[Available records start]

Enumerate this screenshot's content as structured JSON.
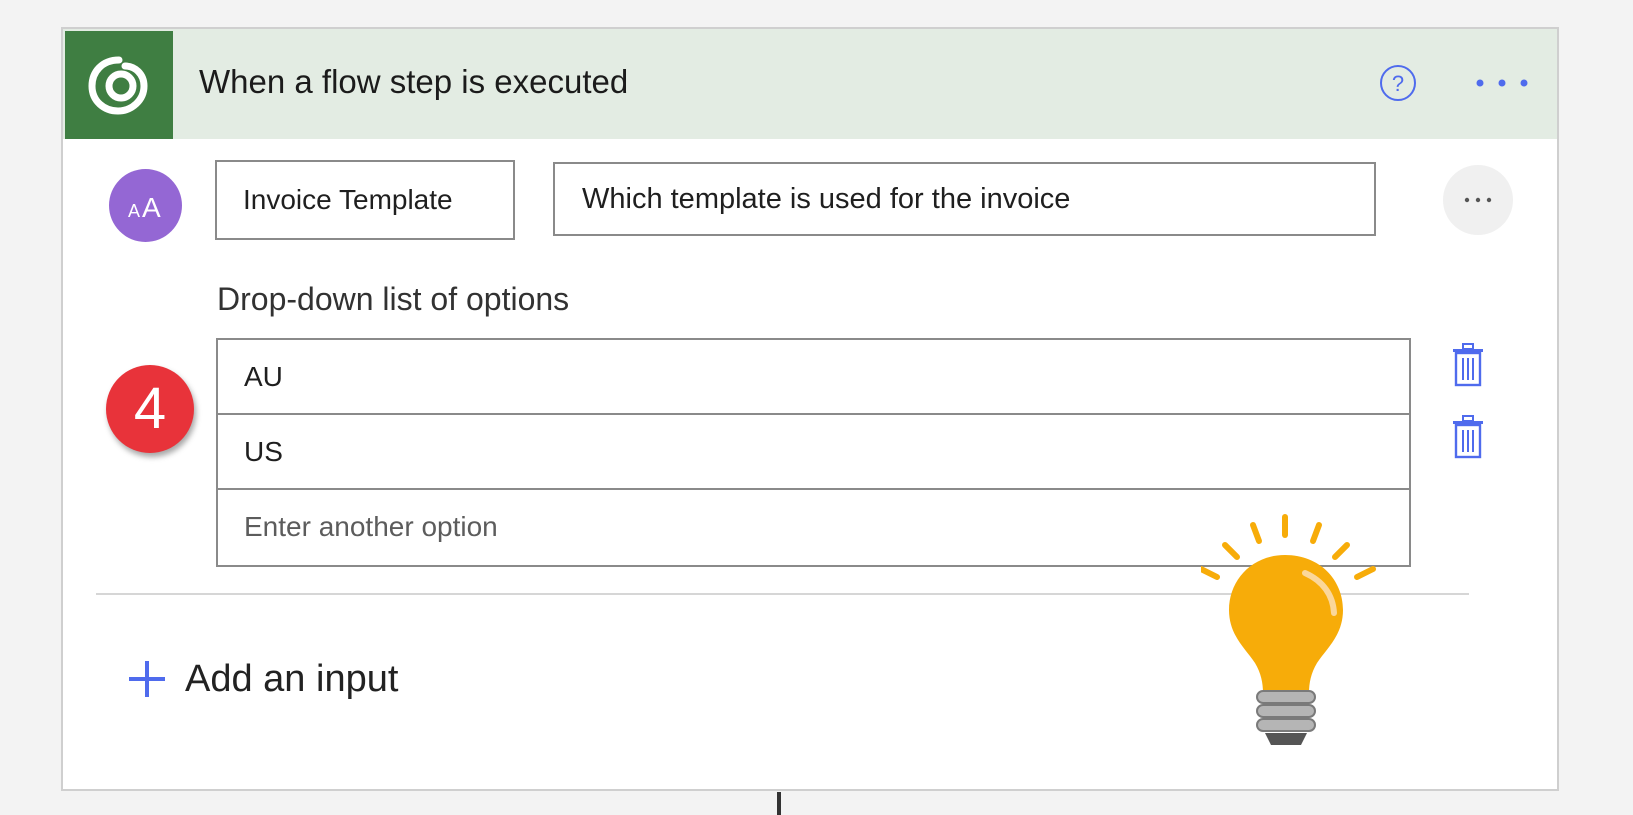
{
  "header": {
    "title": "When a flow step is executed",
    "accent_color": "#3f7e42",
    "icons": [
      "dataverse-logo-icon",
      "help-icon",
      "more-options-icon"
    ]
  },
  "input": {
    "avatar_text": "AA",
    "name_value": "Invoice Template",
    "description_value": "Which template is used for the invoice",
    "more_label": "···"
  },
  "dropdown": {
    "label": "Drop-down list of options",
    "options": [
      "AU",
      "US"
    ],
    "placeholder": "Enter another option"
  },
  "step_badge": "4",
  "add_input_label": "Add an input",
  "colors": {
    "badge": "#e8333a",
    "avatar": "#9467d4",
    "link_blue": "#4f6bed",
    "bulb": "#f7ac09"
  }
}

[Available records end]

The lines to collect are those holding the string "options"; copy them all.

      "more-options-icon"
    "label": "Drop-down list of options",
    "options": [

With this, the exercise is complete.